___ DATA FOR THE TASK ___

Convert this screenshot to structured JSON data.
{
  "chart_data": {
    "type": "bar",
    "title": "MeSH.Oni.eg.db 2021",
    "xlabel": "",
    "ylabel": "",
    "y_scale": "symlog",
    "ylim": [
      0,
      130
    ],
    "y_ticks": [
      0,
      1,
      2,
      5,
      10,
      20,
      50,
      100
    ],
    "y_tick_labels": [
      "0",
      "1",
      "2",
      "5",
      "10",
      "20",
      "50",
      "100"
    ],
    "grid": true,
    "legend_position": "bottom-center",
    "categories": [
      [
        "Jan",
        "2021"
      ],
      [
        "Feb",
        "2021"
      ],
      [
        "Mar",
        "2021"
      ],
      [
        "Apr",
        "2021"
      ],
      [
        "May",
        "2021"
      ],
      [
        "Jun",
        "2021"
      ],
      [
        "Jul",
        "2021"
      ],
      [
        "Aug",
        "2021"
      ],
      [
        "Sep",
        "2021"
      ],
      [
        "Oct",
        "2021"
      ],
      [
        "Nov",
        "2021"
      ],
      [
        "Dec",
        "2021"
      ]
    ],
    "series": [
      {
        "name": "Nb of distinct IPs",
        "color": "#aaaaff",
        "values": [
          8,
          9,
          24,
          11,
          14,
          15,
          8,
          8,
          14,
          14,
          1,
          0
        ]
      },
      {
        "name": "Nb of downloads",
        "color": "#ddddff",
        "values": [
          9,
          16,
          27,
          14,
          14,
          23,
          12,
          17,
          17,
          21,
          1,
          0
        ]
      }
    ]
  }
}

___

PROBLEM DESCRIPTION:
For the data above, state only how many lines include the word "name".

PROBLEM SOLUTION:
2